_Aim of the task_.
Every line in the listing is to be echoed verbatim.

_Recorded data_.
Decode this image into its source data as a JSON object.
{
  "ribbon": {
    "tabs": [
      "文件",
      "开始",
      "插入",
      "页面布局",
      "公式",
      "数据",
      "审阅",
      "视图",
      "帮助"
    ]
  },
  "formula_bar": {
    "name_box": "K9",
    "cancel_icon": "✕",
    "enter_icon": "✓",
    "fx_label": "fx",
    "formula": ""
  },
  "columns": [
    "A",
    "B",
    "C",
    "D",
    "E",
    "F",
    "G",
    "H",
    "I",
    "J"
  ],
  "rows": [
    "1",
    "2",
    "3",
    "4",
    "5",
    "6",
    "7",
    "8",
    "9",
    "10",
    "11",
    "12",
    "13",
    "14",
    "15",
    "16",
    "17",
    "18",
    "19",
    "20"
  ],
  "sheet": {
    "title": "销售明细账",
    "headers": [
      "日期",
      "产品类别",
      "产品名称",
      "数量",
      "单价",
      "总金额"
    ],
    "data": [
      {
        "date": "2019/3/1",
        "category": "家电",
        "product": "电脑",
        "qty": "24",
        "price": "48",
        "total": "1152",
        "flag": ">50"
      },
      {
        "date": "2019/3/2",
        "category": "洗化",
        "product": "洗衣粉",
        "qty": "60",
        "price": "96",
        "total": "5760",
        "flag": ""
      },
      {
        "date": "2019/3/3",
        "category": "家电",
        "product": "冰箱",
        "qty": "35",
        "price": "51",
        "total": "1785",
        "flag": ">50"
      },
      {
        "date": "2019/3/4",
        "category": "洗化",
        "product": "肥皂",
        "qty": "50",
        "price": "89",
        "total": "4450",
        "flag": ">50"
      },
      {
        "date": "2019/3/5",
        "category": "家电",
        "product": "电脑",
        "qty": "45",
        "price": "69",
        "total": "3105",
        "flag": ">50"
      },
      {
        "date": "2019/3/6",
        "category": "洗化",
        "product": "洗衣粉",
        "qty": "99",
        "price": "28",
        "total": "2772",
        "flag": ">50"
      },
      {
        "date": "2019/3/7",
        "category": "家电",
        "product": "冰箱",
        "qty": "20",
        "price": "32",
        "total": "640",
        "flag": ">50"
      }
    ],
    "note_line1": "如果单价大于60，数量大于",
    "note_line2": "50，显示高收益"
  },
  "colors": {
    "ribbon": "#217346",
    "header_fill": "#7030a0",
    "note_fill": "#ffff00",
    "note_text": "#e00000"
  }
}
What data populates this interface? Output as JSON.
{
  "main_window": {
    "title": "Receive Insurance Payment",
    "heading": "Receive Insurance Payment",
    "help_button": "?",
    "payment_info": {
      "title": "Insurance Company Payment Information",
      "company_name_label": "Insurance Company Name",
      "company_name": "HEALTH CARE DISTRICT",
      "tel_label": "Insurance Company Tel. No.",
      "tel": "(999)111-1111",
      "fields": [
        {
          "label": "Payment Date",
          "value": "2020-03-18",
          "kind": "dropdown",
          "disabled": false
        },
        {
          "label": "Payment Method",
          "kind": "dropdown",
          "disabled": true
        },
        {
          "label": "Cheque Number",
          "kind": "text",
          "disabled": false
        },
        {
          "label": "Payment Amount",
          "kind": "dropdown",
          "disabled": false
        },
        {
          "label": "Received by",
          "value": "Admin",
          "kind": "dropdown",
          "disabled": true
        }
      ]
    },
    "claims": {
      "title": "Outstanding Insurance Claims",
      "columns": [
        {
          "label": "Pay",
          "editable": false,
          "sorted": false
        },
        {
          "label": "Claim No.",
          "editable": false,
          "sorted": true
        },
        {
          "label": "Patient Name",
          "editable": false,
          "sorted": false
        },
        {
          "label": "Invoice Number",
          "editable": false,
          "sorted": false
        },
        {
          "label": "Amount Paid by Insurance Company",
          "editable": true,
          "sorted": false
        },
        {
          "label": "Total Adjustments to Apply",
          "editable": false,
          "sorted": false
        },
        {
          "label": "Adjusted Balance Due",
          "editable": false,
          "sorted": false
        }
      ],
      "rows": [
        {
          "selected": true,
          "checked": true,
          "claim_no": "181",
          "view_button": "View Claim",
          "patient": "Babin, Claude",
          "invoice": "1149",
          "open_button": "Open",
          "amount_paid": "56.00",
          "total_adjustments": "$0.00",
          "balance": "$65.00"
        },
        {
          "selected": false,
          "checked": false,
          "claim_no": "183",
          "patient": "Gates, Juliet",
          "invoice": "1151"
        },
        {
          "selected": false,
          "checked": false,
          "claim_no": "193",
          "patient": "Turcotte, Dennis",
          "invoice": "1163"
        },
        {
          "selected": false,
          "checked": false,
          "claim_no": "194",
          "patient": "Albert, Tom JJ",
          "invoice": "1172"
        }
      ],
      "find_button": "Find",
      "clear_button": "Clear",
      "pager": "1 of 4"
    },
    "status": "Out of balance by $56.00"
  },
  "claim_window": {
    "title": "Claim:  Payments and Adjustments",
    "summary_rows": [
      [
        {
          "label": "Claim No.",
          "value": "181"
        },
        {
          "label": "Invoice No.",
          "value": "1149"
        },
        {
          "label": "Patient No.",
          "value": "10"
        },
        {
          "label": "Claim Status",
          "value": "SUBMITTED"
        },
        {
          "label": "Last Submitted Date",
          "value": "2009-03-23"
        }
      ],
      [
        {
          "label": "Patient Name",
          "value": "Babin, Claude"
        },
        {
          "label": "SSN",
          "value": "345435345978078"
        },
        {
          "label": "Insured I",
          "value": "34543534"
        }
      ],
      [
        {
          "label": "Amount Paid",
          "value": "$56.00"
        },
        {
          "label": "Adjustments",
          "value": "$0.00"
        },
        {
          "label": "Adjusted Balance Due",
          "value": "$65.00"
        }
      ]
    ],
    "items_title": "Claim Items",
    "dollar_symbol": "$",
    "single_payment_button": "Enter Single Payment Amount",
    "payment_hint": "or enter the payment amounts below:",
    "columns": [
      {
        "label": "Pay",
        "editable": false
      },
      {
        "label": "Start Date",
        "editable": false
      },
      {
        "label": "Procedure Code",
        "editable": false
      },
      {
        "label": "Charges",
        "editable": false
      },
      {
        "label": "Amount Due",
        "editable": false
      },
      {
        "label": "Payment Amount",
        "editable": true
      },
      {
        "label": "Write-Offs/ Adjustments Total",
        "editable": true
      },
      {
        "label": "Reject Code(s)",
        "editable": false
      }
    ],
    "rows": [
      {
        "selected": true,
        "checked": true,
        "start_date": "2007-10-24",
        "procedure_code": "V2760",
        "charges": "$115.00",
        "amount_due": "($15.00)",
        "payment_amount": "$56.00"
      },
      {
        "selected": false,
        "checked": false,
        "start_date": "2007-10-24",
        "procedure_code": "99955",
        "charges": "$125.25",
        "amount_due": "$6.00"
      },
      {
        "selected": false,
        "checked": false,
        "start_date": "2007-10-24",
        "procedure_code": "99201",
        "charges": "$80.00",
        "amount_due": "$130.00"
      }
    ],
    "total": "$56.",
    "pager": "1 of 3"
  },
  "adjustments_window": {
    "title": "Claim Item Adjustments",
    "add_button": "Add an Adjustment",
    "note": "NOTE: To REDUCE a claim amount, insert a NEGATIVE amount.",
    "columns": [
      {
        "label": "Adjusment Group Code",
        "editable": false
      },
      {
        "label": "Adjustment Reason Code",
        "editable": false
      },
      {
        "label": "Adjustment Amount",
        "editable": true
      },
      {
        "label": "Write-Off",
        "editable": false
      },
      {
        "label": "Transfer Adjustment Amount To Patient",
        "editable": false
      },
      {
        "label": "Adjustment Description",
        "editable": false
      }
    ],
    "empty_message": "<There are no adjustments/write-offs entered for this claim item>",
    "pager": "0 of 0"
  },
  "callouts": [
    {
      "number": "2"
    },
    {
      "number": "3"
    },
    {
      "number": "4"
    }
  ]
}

_Task solution_.
Decode this image into its source data as a JSON object.
{
  "ribbon": {
    "tabs": [
      "文件",
      "开始",
      "插入",
      "页面布局",
      "公式",
      "数据",
      "审阅",
      "视图",
      "帮助"
    ]
  },
  "formula_bar": {
    "name_box": "K9",
    "cancel_icon": "✕",
    "enter_icon": "✓",
    "fx_label": "fx",
    "formula": ""
  },
  "columns": [
    "A",
    "B",
    "C",
    "D",
    "E",
    "F",
    "G",
    "H",
    "I",
    "J"
  ],
  "rows": [
    "1",
    "2",
    "3",
    "4",
    "5",
    "6",
    "7",
    "8",
    "9",
    "10",
    "11",
    "12",
    "13",
    "14",
    "15",
    "16",
    "17",
    "18",
    "19",
    "20"
  ],
  "sheet": {
    "title": "销售明细账",
    "headers": [
      "日期",
      "产品类别",
      "产品名称",
      "数量",
      "单价",
      "总金额"
    ],
    "data": [
      {
        "date": "2019/3/1",
        "category": "家电",
        "product": "电脑",
        "qty": "24",
        "price": "48",
        "total": "1152",
        "flag": ">50"
      },
      {
        "date": "2019/3/2",
        "category": "洗化",
        "product": "洗衣粉",
        "qty": "60",
        "price": "96",
        "total": "5760",
        "flag": ""
      },
      {
        "date": "2019/3/3",
        "category": "家电",
        "product": "冰箱",
        "qty": "35",
        "price": "51",
        "total": "1785",
        "flag": ">50"
      },
      {
        "date": "2019/3/4",
        "category": "洗化",
        "product": "肥皂",
        "qty": "50",
        "price": "89",
        "total": "4450",
        "flag": ">50"
      },
      {
        "date": "2019/3/5",
        "category": "家电",
        "product": "电脑",
        "qty": "45",
        "price": "69",
        "total": "3105",
        "flag": ">50"
      },
      {
        "date": "2019/3/6",
        "category": "洗化",
        "product": "洗衣粉",
        "qty": "99",
        "price": "28",
        "total": "2772",
        "flag": ">50"
      },
      {
        "date": "2019/3/7",
        "category": "家电",
        "product": "冰箱",
        "qty": "20",
        "price": "32",
        "total": "640",
        "flag": ">50"
      }
    ],
    "note_line1": "如果单价大于60，数量大于",
    "note_line2": "50，显示高收益"
  },
  "colors": {
    "ribbon": "#217346",
    "header_fill": "#7030a0",
    "note_fill": "#ffff00",
    "note_text": "#e00000"
  }
}
What data populates this interface? Output as JSON.
{
  "main_window": {
    "title": "Receive Insurance Payment",
    "heading": "Receive Insurance Payment",
    "help_button": "?",
    "payment_info": {
      "title": "Insurance Company Payment Information",
      "company_name_label": "Insurance Company Name",
      "company_name": "HEALTH CARE DISTRICT",
      "tel_label": "Insurance Company Tel. No.",
      "tel": "(999)111-1111",
      "fields": [
        {
          "label": "Payment Date",
          "value": "2020-03-18",
          "kind": "dropdown",
          "disabled": false
        },
        {
          "label": "Payment Method",
          "kind": "dropdown",
          "disabled": true
        },
        {
          "label": "Cheque Number",
          "kind": "text",
          "disabled": false
        },
        {
          "label": "Payment Amount",
          "kind": "dropdown",
          "disabled": false
        },
        {
          "label": "Received by",
          "value": "Admin",
          "kind": "dropdown",
          "disabled": true
        }
      ]
    },
    "claims": {
      "title": "Outstanding Insurance Claims",
      "columns": [
        {
          "label": "Pay",
          "editable": false,
          "sorted": false
        },
        {
          "label": "Claim No.",
          "editable": false,
          "sorted": true
        },
        {
          "label": "Patient Name",
          "editable": false,
          "sorted": false
        },
        {
          "label": "Invoice Number",
          "editable": false,
          "sorted": false
        },
        {
          "label": "Amount Paid by Insurance Company",
          "editable": true,
          "sorted": false
        },
        {
          "label": "Total Adjustments to Apply",
          "editable": false,
          "sorted": false
        },
        {
          "label": "Adjusted Balance Due",
          "editable": false,
          "sorted": false
        }
      ],
      "rows": [
        {
          "selected": true,
          "checked": true,
          "claim_no": "181",
          "view_button": "View Claim",
          "patient": "Babin, Claude",
          "invoice": "1149",
          "open_button": "Open",
          "amount_paid": "56.00",
          "total_adjustments": "$0.00",
          "balance": "$65.00"
        },
        {
          "selected": false,
          "checked": false,
          "claim_no": "183",
          "patient": "Gates, Juliet",
          "invoice": "1151"
        },
        {
          "selected": false,
          "checked": false,
          "claim_no": "193",
          "patient": "Turcotte, Dennis",
          "invoice": "1163"
        },
        {
          "selected": false,
          "checked": false,
          "claim_no": "194",
          "patient": "Albert, Tom JJ",
          "invoice": "1172"
        }
      ],
      "find_button": "Find",
      "clear_button": "Clear",
      "pager": "1 of 4"
    },
    "status": "Out of balance by $56.00"
  },
  "claim_window": {
    "title": "Claim:  Payments and Adjustments",
    "summary_rows": [
      [
        {
          "label": "Claim No.",
          "value": "181"
        },
        {
          "label": "Invoice No.",
          "value": "1149"
        },
        {
          "label": "Patient No.",
          "value": "10"
        },
        {
          "label": "Claim Status",
          "value": "SUBMITTED"
        },
        {
          "label": "Last Submitted Date",
          "value": "2009-03-23"
        }
      ],
      [
        {
          "label": "Patient Name",
          "value": "Babin, Claude"
        },
        {
          "label": "SSN",
          "value": "345435345978078"
        },
        {
          "label": "Insured I",
          "value": "34543534"
        }
      ],
      [
        {
          "label": "Amount Paid",
          "value": "$56.00"
        },
        {
          "label": "Adjustments",
          "value": "$0.00"
        },
        {
          "label": "Adjusted Balance Due",
          "value": "$65.00"
        }
      ]
    ],
    "items_title": "Claim Items",
    "dollar_symbol": "$",
    "single_payment_button": "Enter Single Payment Amount",
    "payment_hint": "or enter the payment amounts below:",
    "columns": [
      {
        "label": "Pay",
        "editable": false
      },
      {
        "label": "Start Date",
        "editable": false
      },
      {
        "label": "Procedure Code",
        "editable": false
      },
      {
        "label": "Charges",
        "editable": false
      },
      {
        "label": "Amount Due",
        "editable": false
      },
      {
        "label": "Payment Amount",
        "editable": true
      },
      {
        "label": "Write-Offs/ Adjustments Total",
        "editable": true
      },
      {
        "label": "Reject Code(s)",
        "editable": false
      }
    ],
    "rows": [
      {
        "selected": true,
        "checked": true,
        "start_date": "2007-10-24",
        "procedure_code": "V2760",
        "charges": "$115.00",
        "amount_due": "($15.00)",
        "payment_amount": "$56.00"
      },
      {
        "selected": false,
        "checked": false,
        "start_date": "2007-10-24",
        "procedure_code": "99955",
        "charges": "$125.25",
        "amount_due": "$6.00"
      },
      {
        "selected": false,
        "checked": false,
        "start_date": "2007-10-24",
        "procedure_code": "99201",
        "charges": "$80.00",
        "amount_due": "$130.00"
      }
    ],
    "total": "$56.",
    "pager": "1 of 3"
  },
  "adjustments_window": {
    "title": "Claim Item Adjustments",
    "add_button": "Add an Adjustment",
    "note": "NOTE: To REDUCE a claim amount, insert a NEGATIVE amount.",
    "columns": [
      {
        "label": "Adjusment Group Code",
        "editable": false
      },
      {
        "label": "Adjustment Reason Code",
        "editable": false
      },
      {
        "label": "Adjustment Amount",
        "editable": true
      },
      {
        "label": "Write-Off",
        "editable": false
      },
      {
        "label": "Transfer Adjustment Amount To Patient",
        "editable": false
      },
      {
        "label": "Adjustment Description",
        "editable": false
      }
    ],
    "empty_message": "<There are no adjustments/write-offs entered for this claim item>",
    "pager": "0 of 0"
  },
  "callouts": [
    {
      "number": "2"
    },
    {
      "number": "3"
    },
    {
      "number": "4"
    }
  ]
}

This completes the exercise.